What to work on
Reproduce each line from the records that holds "color".

Raw records
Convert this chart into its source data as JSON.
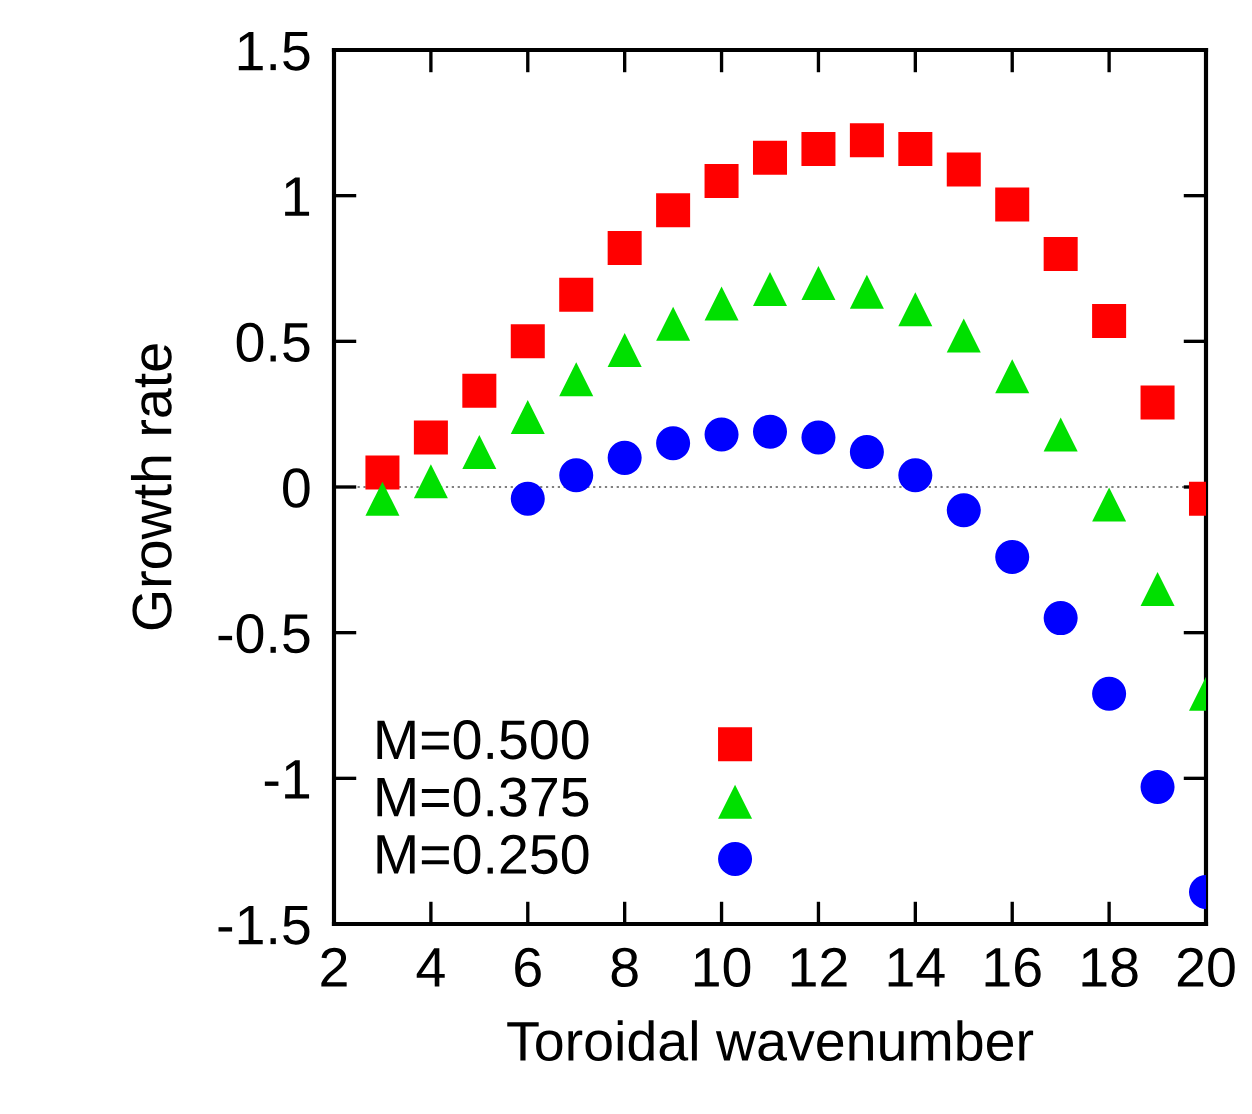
{
  "chart_data": {
    "type": "scatter",
    "xlabel": "Toroidal wavenumber",
    "ylabel": "Growth rate",
    "xlim": [
      2,
      20
    ],
    "xticks": [
      2,
      4,
      6,
      8,
      10,
      12,
      14,
      16,
      18,
      20
    ],
    "ylim": [
      -1.5,
      1.5
    ],
    "yticks": [
      -1.5,
      -1,
      -0.5,
      0,
      0.5,
      1,
      1.5
    ],
    "grid": false,
    "legend": "bottom left",
    "ref_lines": [
      {
        "axis": "y",
        "value": 0,
        "color": "#808080",
        "line_style": "dotted"
      }
    ],
    "series": [
      {
        "name": "M=0.500",
        "color": "#ff0000",
        "marker": "square",
        "x": [
          3,
          4,
          5,
          6,
          7,
          8,
          9,
          10,
          11,
          12,
          13,
          14,
          15,
          16,
          17,
          18,
          19,
          20
        ],
        "values": [
          0.05,
          0.17,
          0.33,
          0.5,
          0.66,
          0.82,
          0.95,
          1.05,
          1.13,
          1.16,
          1.19,
          1.16,
          1.09,
          0.97,
          0.8,
          0.57,
          0.29,
          -0.04
        ]
      },
      {
        "name": "M=0.375",
        "color": "#00e000",
        "marker": "triangle",
        "x": [
          3,
          4,
          5,
          6,
          7,
          8,
          9,
          10,
          11,
          12,
          13,
          14,
          15,
          16,
          17,
          18,
          19,
          20
        ],
        "values": [
          -0.04,
          0.02,
          0.12,
          0.24,
          0.37,
          0.47,
          0.56,
          0.63,
          0.68,
          0.7,
          0.67,
          0.61,
          0.52,
          0.38,
          0.18,
          -0.06,
          -0.35,
          -0.71
        ]
      },
      {
        "name": "M=0.250",
        "color": "#0000ff",
        "marker": "circle",
        "x": [
          6,
          7,
          8,
          9,
          10,
          11,
          12,
          13,
          14,
          15,
          16,
          17,
          18,
          19,
          20
        ],
        "values": [
          -0.04,
          0.04,
          0.1,
          0.15,
          0.18,
          0.19,
          0.17,
          0.12,
          0.04,
          -0.08,
          -0.24,
          -0.45,
          -0.71,
          -1.03,
          -1.39
        ]
      }
    ]
  }
}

Task result
        "color": "#808080",
        "color": "#ff0000",
        "color": "#00e000",
        "color": "#0000ff",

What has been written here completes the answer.